> [Task description]
Scan the lines below; pull out those with "color".

--------------------------------------------------

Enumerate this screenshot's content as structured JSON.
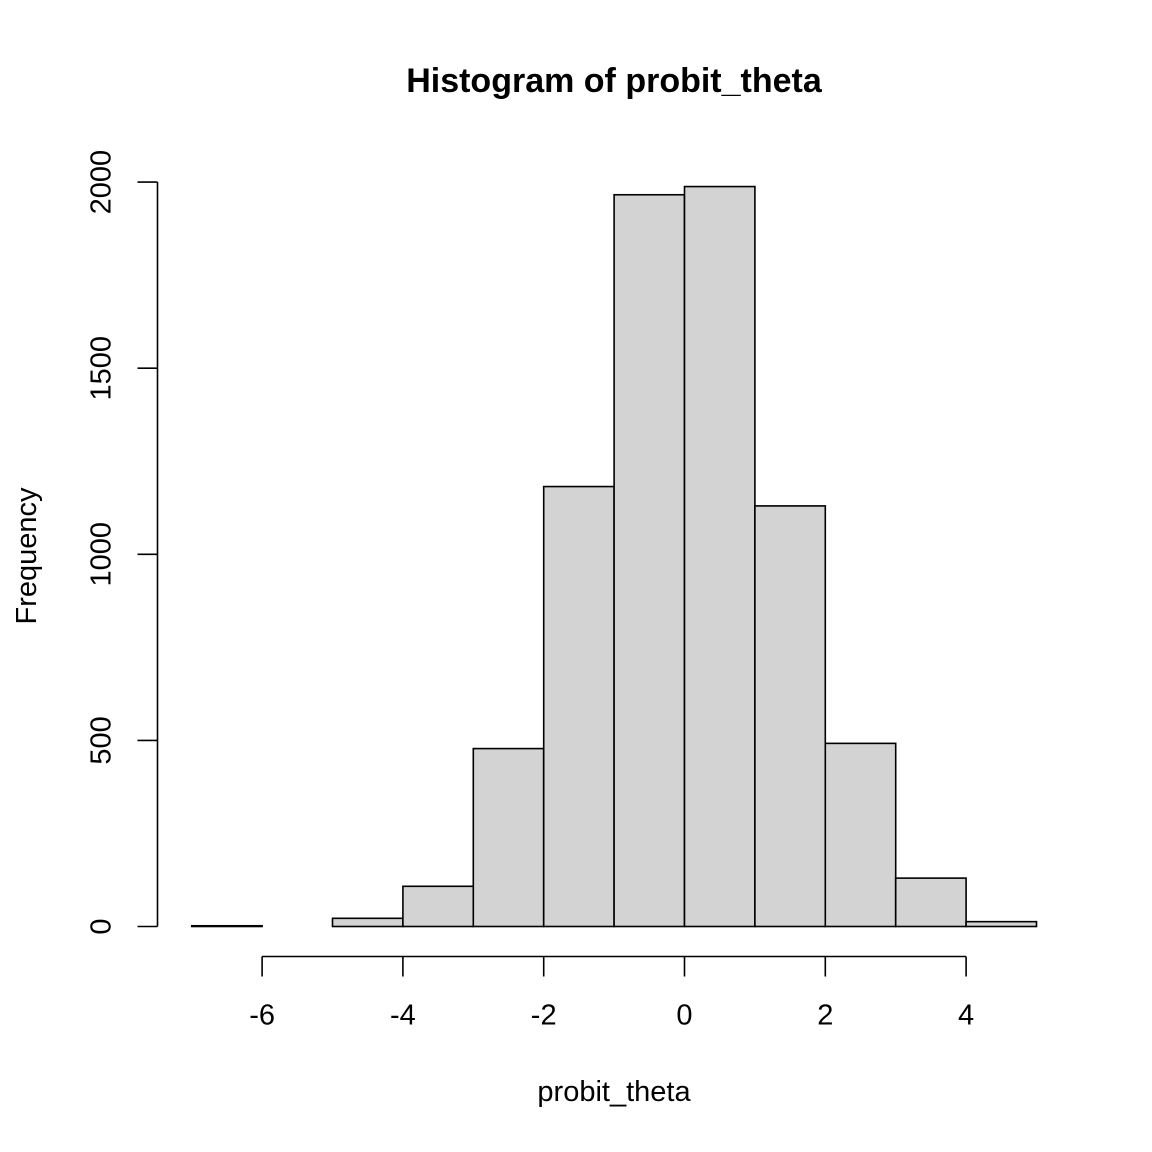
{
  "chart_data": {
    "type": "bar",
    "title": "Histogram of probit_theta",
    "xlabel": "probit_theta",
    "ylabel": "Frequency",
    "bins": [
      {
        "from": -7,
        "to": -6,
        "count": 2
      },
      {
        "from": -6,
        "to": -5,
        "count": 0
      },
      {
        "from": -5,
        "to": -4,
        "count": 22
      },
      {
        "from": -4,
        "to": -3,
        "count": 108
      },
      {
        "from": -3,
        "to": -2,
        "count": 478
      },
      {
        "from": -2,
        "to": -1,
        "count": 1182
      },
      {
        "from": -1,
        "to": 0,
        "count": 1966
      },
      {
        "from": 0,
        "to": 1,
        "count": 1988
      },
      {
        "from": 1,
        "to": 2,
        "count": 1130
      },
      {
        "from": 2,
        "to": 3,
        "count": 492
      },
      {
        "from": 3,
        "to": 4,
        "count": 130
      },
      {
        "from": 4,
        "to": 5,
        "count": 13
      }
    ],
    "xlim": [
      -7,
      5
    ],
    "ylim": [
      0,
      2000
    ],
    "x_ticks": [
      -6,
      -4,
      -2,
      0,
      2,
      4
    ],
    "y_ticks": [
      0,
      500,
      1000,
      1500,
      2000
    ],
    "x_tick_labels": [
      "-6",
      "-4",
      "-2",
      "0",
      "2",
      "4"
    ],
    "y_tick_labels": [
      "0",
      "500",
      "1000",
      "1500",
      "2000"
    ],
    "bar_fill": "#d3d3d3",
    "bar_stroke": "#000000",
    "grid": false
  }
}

--------------------------------------------------

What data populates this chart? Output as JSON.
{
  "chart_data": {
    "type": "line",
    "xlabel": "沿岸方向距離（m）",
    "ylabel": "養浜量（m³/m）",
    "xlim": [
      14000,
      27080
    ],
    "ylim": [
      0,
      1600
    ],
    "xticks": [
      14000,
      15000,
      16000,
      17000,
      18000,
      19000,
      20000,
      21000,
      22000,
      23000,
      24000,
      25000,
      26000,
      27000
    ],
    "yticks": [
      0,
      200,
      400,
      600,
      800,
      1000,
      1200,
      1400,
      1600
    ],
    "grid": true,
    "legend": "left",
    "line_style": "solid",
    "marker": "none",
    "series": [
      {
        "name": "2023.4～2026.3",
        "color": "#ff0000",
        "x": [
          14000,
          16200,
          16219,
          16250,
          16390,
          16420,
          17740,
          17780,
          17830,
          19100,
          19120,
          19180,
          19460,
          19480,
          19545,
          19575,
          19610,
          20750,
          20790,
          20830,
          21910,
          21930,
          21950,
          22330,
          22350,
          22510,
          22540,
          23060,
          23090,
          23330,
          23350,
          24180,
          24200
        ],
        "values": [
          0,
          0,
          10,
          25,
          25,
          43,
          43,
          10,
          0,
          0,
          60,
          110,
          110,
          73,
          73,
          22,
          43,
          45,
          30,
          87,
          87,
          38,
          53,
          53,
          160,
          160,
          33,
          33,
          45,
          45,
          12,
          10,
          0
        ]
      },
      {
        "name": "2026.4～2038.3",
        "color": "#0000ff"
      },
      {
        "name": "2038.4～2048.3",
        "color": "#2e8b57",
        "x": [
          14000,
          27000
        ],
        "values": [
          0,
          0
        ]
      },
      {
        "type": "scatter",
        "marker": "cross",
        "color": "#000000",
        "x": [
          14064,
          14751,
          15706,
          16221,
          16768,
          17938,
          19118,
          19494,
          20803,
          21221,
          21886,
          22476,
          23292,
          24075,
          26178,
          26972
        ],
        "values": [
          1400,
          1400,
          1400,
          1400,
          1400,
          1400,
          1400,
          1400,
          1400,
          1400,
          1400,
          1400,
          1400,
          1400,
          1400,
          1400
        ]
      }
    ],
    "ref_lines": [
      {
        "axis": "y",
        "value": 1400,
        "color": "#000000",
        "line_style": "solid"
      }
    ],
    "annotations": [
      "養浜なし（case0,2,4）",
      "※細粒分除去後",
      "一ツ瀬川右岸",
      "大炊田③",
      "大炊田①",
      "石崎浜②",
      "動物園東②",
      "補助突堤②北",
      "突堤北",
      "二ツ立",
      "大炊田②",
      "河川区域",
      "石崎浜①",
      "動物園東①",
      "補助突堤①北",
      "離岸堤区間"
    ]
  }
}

--------------------------------------------------

> [Exercise response]
        "color": "#ff0000",
        "color": "#0000ff"
        "color": "#2e8b57",
        "color": "#000000",
        "color": "#000000",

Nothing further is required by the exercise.